EXCERPTED DATA –
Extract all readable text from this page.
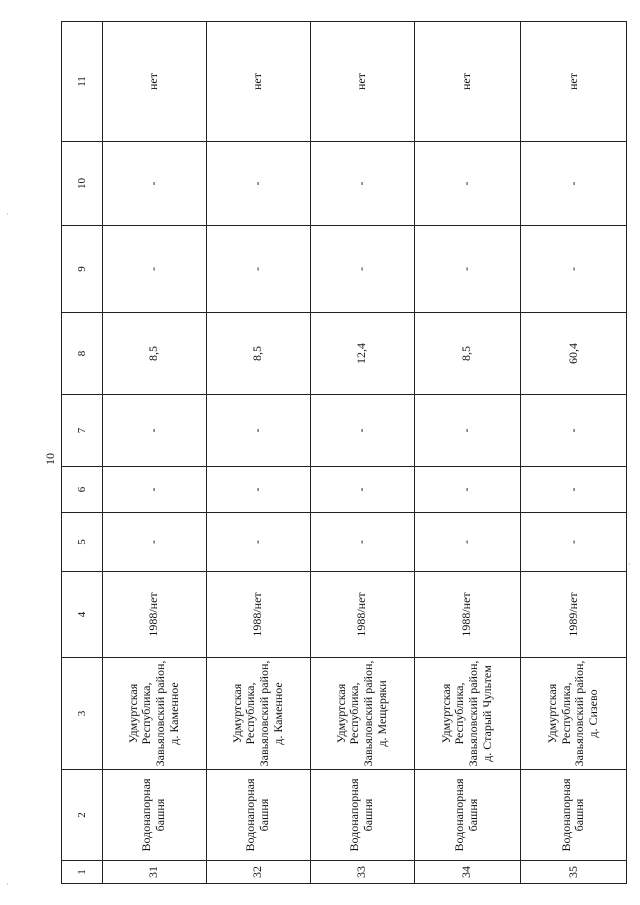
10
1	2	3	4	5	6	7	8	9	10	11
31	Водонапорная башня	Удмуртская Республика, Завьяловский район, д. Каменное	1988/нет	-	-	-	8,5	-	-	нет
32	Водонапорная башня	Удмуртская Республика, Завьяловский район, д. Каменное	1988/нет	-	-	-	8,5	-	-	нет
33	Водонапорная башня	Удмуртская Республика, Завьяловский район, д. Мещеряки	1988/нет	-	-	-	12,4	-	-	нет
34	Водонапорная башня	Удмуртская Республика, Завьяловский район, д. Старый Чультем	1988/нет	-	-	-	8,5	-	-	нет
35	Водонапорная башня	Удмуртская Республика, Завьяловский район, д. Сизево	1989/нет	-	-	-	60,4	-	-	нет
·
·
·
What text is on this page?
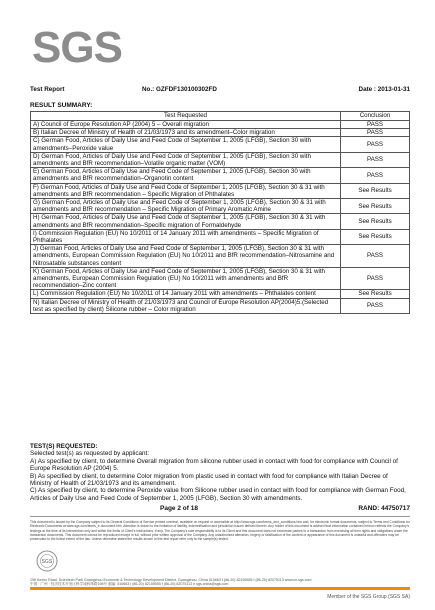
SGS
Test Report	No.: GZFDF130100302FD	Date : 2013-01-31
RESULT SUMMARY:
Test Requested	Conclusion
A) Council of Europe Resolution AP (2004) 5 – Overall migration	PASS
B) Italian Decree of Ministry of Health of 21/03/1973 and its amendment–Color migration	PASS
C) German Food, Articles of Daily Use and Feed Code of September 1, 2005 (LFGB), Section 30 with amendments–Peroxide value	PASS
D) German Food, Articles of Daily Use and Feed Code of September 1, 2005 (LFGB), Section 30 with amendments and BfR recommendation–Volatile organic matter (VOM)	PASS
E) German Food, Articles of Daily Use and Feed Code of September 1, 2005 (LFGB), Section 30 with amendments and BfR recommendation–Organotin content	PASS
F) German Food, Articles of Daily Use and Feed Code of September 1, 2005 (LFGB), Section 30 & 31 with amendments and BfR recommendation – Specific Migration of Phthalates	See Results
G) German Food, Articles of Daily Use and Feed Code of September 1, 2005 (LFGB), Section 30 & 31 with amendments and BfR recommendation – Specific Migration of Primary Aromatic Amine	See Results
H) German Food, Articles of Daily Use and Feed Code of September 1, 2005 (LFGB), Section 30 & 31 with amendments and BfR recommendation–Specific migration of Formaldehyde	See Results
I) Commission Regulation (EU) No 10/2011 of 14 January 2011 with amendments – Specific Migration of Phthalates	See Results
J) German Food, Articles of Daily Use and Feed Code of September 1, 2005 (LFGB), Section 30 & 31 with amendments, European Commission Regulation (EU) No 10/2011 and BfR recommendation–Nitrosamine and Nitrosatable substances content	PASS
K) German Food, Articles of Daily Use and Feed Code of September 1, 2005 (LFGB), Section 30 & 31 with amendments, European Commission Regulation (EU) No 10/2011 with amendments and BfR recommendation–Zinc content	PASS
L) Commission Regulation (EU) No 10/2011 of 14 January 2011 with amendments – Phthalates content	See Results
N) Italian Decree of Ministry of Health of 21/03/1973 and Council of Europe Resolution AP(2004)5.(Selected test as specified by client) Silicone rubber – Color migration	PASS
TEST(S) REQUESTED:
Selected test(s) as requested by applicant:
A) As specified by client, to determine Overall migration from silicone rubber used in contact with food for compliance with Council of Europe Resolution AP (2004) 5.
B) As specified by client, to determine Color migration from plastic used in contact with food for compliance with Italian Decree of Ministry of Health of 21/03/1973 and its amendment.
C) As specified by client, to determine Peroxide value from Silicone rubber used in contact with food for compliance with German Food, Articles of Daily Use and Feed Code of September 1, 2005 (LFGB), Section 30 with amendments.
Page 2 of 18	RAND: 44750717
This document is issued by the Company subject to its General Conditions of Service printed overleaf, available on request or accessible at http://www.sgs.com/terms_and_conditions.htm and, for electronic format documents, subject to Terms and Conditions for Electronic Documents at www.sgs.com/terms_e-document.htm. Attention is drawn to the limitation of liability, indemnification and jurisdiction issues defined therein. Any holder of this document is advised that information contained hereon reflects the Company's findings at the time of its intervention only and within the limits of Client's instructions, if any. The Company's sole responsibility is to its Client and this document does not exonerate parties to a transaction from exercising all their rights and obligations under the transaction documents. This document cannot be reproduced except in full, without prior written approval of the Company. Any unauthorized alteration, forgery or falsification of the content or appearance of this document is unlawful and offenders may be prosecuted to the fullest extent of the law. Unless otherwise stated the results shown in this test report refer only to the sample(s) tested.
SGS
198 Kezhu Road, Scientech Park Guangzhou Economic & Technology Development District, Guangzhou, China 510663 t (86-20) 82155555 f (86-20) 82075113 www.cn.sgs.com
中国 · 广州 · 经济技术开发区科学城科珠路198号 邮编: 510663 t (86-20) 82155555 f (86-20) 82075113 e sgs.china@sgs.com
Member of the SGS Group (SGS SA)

INSTRUCTION – In the entries above, find each line with the string "Council" and copy it.

SOLUTION TO THIS TASK –
A) Council of Europe Resolution AP (2004) 5 – Overall migration	PASS
N) Italian Decree of Ministry of Health of 21/03/1973 and Council of Europe Resolution AP(2004)5.(Selected test as specified by client) Silicone rubber – Color migration	PASS
A) As specified by client, to determine Overall migration from silicone rubber used in contact with food for compliance with Council of Europe Resolution AP (2004) 5.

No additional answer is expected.